• [Extracted text]:
....
There is also the pivot function, as in Number 15 of the  
*Davidsbuendler*, where in mm. 43ff the C minor leading  
tone B is held over from the dominant seventh chord,  
itself equipped with minor ninth, and is intensified as  
the minor ninth Cb of the dominant chord of Eb major.  Or  
the use as opening melodic interval, as in the Scherzo  
variant of the Clara Wieck theme in opus 14 or the  
show-off imitative counterpoint in mm. 2ff of the first  
*Intermezzo*, opus 4.
[3] To a great degree Schumann's dissonance treatment is  
a reflection of contemporary practices.  External  
dissonance -- linear components entering simultaneously  
with and conflicting with the chord -- occurs as metric  
suspension or appoggiatura, submetric appoggiatura, or  
simply as accented passing note, very often as accented  
chromatic lower neighbour.  Internal dissonance favours  
the accented passing and neighbour notes, especially the  
chromatic lower neighbour.  In these situations, however,  
Schumann characteristically does not work around harsh  
dissonances but tends to seek them out; typically,  
resolution notes clash with non-chordal notes.  In most  
cases tempo and textures keep the degree and intensity of  
dissonance within the bounds of refined spicing that is a  
distinctive feature of Schumann's piano music.  But  
sometimes the intensity is heightened. This paper looks  
at three contrapuntal situations where this happens: the  
linear wedge and two kinds of rhythmic shift.
[4] The right hand part of Example 1 (*Kreisleriana*,  
opus 16, first movement, mm. 1-4) analyses into two  
chords per measure, each chord built by two triplets.   
The pattern is enriched by the half step motif that  
begins the piece and connects each chord with the next.   
The function of the motif as chordal or non-chordal is  
ambiguous and subject to interpretation -- no particular  
reading is consistent throughout the phrase. Now imagine  
the left-hand part pulled back an eighth note so that  
each of its notes supports  the right-hand chord at the  
strong beat.  Apart from the ninth on the first downbeat  
and the suspension chord at the cadence, linear  
dissonance is not a propelling force in this  
configuration. But when the left hand trails by an  
eighth, as it does in the actual music, the successive  
dissonances on strong beats: the ninth in m. 1, the  
seventh and diminished octave in m. 2, push forward more  
strongly than the harmonic progression alone (note that  
as harmonic dissonance takes over at the end of m.2,  
dissonances on strong beats become less pointed).  Thus,  
the rhythmic shift changes an essentially homophonic  
passage into a kind of two-part counterpoint, not  the  
classical kind but a counterpoint where one of the two  
parts is a composite of chordal arpeggios and the  
left-hand "suspensions" resolve by joining the new chord  
without concern for interval or direction.
....
• [Your objective]: In the passage on Schumann's dissonance treatment, list every dissonance that falls on a strong beat when the left hand trails by an eighth, as it does in the actual music. Give the measure for each one.
....
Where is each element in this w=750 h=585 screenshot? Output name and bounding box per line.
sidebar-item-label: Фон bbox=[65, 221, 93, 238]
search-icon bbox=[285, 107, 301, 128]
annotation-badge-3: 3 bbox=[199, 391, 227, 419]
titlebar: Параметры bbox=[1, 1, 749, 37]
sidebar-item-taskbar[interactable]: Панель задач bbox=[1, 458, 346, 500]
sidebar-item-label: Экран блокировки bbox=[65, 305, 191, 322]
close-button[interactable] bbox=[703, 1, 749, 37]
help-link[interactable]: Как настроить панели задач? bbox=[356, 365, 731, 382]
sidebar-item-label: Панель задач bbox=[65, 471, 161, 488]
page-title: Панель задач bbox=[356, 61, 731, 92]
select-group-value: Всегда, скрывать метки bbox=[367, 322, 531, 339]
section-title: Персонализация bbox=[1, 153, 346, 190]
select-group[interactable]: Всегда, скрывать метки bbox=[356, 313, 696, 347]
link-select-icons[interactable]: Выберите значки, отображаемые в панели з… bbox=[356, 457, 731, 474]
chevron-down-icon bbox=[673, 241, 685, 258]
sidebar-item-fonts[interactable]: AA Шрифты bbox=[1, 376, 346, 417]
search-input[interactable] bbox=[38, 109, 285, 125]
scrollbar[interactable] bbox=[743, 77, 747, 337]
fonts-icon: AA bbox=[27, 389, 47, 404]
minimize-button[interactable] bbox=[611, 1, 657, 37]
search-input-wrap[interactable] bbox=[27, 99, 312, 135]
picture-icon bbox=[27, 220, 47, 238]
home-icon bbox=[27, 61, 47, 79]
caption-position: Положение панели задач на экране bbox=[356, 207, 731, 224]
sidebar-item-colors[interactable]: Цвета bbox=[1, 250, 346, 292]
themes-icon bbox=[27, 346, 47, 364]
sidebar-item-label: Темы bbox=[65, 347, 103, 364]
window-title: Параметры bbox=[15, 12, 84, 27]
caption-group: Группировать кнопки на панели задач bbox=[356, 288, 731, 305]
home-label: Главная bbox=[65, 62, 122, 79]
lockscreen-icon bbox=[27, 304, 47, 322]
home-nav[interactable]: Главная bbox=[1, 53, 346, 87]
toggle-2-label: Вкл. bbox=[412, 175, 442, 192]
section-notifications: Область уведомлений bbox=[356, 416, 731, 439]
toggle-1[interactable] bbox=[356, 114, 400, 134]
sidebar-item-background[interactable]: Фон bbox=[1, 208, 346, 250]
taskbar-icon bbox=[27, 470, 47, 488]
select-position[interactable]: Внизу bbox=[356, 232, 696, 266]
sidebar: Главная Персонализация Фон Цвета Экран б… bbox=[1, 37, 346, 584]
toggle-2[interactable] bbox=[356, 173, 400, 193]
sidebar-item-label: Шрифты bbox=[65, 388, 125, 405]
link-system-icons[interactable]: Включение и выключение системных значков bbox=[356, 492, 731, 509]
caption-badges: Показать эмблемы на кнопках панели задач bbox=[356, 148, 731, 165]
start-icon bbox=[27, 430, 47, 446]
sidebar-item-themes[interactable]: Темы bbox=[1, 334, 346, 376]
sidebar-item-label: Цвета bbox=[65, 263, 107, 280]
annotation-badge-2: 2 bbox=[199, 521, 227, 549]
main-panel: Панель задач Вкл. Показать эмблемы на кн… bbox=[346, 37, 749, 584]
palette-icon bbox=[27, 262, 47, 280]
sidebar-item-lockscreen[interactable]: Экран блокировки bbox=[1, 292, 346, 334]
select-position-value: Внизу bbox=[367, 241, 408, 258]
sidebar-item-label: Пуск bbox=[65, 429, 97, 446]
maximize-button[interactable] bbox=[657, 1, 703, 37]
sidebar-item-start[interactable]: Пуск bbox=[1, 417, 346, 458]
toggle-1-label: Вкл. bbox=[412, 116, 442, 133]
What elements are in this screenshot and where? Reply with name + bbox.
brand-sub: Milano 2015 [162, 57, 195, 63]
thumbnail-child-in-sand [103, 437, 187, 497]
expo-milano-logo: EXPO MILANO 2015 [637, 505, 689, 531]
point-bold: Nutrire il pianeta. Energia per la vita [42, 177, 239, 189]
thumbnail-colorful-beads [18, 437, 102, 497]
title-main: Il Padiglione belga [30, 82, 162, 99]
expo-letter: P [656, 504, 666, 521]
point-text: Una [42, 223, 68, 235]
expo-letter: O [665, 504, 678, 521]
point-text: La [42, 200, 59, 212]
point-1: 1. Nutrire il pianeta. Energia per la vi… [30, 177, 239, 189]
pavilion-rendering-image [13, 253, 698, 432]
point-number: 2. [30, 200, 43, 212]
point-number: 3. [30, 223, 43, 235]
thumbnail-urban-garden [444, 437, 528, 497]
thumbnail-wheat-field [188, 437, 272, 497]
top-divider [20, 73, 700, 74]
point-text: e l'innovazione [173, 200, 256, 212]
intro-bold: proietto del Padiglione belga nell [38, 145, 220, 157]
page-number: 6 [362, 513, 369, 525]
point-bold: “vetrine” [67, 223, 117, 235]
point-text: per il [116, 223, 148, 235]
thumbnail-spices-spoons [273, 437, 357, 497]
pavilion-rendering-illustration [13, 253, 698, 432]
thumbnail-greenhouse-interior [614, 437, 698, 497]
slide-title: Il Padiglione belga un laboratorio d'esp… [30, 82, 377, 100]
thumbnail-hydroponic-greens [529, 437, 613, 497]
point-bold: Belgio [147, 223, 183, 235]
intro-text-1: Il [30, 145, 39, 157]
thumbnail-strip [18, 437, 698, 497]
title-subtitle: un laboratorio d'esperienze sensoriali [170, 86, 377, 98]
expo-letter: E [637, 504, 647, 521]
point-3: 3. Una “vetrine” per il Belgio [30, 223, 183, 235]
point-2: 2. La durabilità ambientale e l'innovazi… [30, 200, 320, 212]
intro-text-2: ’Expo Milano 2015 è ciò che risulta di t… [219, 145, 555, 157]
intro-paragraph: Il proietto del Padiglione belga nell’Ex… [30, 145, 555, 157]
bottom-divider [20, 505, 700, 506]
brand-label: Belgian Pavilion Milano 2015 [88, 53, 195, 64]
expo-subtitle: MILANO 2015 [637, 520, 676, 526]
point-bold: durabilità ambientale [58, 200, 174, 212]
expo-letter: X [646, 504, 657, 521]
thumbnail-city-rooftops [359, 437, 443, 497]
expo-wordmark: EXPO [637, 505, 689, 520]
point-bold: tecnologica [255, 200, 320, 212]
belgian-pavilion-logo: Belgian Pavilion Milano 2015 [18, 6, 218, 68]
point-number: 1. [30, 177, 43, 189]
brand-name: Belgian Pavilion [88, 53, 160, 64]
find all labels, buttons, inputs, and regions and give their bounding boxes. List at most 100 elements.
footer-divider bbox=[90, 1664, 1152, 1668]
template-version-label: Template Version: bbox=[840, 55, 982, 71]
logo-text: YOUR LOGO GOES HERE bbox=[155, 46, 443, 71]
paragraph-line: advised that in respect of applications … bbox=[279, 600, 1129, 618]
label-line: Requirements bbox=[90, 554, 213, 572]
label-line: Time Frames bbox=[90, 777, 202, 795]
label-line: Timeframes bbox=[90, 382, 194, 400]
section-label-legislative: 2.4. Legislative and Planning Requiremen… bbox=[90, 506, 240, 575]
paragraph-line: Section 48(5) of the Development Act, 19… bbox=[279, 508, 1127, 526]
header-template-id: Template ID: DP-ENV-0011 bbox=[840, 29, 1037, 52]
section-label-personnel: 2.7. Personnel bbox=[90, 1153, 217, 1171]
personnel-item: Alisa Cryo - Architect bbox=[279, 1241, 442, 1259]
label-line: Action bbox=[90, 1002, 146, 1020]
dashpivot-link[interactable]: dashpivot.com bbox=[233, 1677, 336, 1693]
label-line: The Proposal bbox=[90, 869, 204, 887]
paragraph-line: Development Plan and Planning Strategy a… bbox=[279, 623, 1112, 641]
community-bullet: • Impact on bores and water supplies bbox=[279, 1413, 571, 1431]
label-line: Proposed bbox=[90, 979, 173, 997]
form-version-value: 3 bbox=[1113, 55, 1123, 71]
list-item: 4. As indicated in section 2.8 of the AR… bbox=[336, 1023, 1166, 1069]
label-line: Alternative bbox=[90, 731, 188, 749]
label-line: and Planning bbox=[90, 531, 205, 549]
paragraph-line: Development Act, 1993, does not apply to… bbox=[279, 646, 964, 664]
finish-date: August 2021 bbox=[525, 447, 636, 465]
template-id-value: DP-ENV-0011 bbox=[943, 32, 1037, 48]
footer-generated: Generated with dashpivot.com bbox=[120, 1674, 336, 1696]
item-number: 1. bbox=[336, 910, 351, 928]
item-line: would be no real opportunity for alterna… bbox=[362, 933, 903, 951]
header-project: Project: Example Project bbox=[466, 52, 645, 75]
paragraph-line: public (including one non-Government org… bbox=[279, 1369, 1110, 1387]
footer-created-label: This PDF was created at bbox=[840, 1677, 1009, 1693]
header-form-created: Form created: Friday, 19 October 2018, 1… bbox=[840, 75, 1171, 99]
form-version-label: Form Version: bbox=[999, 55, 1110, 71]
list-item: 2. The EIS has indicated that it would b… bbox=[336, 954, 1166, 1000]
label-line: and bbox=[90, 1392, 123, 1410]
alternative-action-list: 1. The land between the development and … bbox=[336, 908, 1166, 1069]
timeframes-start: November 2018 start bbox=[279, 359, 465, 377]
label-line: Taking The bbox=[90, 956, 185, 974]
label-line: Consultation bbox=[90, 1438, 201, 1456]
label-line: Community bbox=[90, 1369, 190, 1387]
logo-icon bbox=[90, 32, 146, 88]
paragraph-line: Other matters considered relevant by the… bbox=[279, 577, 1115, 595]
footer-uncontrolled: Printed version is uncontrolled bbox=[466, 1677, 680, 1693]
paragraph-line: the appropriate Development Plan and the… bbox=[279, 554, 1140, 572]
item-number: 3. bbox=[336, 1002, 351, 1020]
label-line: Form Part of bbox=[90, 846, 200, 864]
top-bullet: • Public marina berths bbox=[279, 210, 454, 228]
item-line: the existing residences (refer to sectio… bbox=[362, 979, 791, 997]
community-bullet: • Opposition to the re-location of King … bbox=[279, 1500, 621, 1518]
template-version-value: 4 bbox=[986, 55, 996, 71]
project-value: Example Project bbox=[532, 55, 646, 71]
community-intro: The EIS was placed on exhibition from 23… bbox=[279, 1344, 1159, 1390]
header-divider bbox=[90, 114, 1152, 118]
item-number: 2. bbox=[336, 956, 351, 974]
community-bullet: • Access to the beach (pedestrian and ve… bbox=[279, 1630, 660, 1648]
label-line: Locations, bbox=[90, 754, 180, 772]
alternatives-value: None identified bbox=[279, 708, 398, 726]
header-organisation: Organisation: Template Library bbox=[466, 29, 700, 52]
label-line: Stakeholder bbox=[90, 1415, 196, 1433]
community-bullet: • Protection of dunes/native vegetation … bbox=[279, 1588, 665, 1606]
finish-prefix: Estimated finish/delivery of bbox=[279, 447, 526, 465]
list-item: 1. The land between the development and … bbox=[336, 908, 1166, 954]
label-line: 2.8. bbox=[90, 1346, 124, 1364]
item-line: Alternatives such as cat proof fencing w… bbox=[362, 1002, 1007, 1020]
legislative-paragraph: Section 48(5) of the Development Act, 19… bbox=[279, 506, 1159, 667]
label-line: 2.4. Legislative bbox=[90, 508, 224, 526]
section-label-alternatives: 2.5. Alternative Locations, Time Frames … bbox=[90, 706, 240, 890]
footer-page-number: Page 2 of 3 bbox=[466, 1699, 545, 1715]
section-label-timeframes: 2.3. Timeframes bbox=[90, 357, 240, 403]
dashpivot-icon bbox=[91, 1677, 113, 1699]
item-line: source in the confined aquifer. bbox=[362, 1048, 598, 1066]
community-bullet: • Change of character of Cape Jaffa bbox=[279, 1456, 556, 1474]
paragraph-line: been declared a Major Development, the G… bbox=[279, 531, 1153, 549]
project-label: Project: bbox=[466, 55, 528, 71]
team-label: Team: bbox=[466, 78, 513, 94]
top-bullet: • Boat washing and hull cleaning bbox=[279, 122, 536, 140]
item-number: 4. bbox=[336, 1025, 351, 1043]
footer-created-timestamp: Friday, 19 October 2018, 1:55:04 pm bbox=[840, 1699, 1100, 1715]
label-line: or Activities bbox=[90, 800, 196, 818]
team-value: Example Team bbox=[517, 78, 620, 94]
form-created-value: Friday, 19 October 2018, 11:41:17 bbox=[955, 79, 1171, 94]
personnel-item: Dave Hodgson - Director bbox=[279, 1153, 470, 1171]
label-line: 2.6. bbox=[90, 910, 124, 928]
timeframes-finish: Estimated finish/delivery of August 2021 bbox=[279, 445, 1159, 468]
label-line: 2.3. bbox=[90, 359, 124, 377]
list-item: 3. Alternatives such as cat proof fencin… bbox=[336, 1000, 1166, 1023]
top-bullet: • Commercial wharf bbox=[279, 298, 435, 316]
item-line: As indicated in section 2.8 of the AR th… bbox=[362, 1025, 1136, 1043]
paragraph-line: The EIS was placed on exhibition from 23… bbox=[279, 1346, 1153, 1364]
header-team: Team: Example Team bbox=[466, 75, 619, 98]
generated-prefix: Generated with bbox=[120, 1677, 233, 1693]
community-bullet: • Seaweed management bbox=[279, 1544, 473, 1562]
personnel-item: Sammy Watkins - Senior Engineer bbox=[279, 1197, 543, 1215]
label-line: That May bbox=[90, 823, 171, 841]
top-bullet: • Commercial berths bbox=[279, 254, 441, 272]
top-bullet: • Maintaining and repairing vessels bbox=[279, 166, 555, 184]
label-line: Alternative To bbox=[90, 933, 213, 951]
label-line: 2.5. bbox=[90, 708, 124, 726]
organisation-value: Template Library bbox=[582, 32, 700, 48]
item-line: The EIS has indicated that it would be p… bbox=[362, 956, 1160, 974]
....
• [Full solution]:
- the ninth (m. 1)
- the seventh (m. 2)
- the diminished octave (m. 2)